__What you should do__
Extract the complete data exactly as given.

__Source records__
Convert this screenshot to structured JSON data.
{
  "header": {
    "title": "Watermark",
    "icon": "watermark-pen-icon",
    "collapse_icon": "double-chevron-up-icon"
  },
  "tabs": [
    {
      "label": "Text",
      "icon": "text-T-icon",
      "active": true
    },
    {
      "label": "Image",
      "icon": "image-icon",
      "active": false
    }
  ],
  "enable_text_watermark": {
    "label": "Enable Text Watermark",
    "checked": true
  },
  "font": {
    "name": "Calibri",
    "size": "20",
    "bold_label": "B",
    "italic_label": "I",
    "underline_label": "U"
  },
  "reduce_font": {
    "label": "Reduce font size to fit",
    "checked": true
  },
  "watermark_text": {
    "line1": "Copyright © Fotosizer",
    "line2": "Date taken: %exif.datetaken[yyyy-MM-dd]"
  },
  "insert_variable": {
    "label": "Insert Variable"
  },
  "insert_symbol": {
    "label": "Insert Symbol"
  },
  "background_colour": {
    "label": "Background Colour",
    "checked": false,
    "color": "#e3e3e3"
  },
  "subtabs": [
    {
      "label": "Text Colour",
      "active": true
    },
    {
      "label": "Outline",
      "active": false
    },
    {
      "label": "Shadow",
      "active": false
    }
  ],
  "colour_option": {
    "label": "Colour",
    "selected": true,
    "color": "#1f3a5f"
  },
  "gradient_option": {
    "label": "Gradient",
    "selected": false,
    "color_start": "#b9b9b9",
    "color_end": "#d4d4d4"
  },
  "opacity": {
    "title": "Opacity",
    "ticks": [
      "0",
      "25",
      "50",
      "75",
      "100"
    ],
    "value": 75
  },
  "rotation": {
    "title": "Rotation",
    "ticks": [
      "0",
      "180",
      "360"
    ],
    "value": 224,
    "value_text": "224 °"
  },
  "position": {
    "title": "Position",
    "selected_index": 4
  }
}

__Response to this task__
Convert this screenshot to structured JSON data.
{
  "header": {
    "title": "Watermark",
    "icon": "watermark-pen-icon",
    "collapse_icon": "double-chevron-up-icon"
  },
  "tabs": [
    {
      "label": "Text",
      "icon": "text-T-icon",
      "active": true
    },
    {
      "label": "Image",
      "icon": "image-icon",
      "active": false
    }
  ],
  "enable_text_watermark": {
    "label": "Enable Text Watermark",
    "checked": true
  },
  "font": {
    "name": "Calibri",
    "size": "20",
    "bold_label": "B",
    "italic_label": "I",
    "underline_label": "U"
  },
  "reduce_font": {
    "label": "Reduce font size to fit",
    "checked": true
  },
  "watermark_text": {
    "line1": "Copyright © Fotosizer",
    "line2": "Date taken: %exif.datetaken[yyyy-MM-dd]"
  },
  "insert_variable": {
    "label": "Insert Variable"
  },
  "insert_symbol": {
    "label": "Insert Symbol"
  },
  "background_colour": {
    "label": "Background Colour",
    "checked": false,
    "color": "#e3e3e3"
  },
  "subtabs": [
    {
      "label": "Text Colour",
      "active": true
    },
    {
      "label": "Outline",
      "active": false
    },
    {
      "label": "Shadow",
      "active": false
    }
  ],
  "colour_option": {
    "label": "Colour",
    "selected": true,
    "color": "#1f3a5f"
  },
  "gradient_option": {
    "label": "Gradient",
    "selected": false,
    "color_start": "#b9b9b9",
    "color_end": "#d4d4d4"
  },
  "opacity": {
    "title": "Opacity",
    "ticks": [
      "0",
      "25",
      "50",
      "75",
      "100"
    ],
    "value": 75
  },
  "rotation": {
    "title": "Rotation",
    "ticks": [
      "0",
      "180",
      "360"
    ],
    "value": 224,
    "value_text": "224 °"
  },
  "position": {
    "title": "Position",
    "selected_index": 4
  }
}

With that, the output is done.